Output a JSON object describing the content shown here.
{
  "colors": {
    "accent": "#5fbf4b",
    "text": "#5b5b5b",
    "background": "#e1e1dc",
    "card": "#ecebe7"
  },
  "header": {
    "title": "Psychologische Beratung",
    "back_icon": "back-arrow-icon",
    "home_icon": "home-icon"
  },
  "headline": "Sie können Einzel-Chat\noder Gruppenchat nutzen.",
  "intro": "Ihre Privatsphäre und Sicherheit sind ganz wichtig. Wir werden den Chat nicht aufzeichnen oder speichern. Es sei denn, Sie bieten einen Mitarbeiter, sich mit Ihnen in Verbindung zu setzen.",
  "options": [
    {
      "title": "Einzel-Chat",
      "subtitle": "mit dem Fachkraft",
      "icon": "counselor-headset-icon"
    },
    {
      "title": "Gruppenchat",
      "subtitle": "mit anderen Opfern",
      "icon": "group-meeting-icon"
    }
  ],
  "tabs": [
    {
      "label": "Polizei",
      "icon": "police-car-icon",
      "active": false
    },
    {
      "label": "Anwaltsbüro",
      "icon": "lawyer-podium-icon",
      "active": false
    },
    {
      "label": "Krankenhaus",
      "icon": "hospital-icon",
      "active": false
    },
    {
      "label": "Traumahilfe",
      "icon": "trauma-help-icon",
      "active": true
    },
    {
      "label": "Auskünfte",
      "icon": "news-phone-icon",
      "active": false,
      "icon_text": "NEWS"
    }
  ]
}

* * *

Make an exact copy of the listing, including every line.

Reply
Output a JSON object describing the content shown here.
{
  "colors": {
    "accent": "#5fbf4b",
    "text": "#5b5b5b",
    "background": "#e1e1dc",
    "card": "#ecebe7"
  },
  "header": {
    "title": "Psychologische Beratung",
    "back_icon": "back-arrow-icon",
    "home_icon": "home-icon"
  },
  "headline": "Sie können Einzel-Chat\noder Gruppenchat nutzen.",
  "intro": "Ihre Privatsphäre und Sicherheit sind ganz wichtig. Wir werden den Chat nicht aufzeichnen oder speichern. Es sei denn, Sie bieten einen Mitarbeiter, sich mit Ihnen in Verbindung zu setzen.",
  "options": [
    {
      "title": "Einzel-Chat",
      "subtitle": "mit dem Fachkraft",
      "icon": "counselor-headset-icon"
    },
    {
      "title": "Gruppenchat",
      "subtitle": "mit anderen Opfern",
      "icon": "group-meeting-icon"
    }
  ],
  "tabs": [
    {
      "label": "Polizei",
      "icon": "police-car-icon",
      "active": false
    },
    {
      "label": "Anwaltsbüro",
      "icon": "lawyer-podium-icon",
      "active": false
    },
    {
      "label": "Krankenhaus",
      "icon": "hospital-icon",
      "active": false
    },
    {
      "label": "Traumahilfe",
      "icon": "trauma-help-icon",
      "active": true
    },
    {
      "label": "Auskünfte",
      "icon": "news-phone-icon",
      "active": false,
      "icon_text": "NEWS"
    }
  ]
}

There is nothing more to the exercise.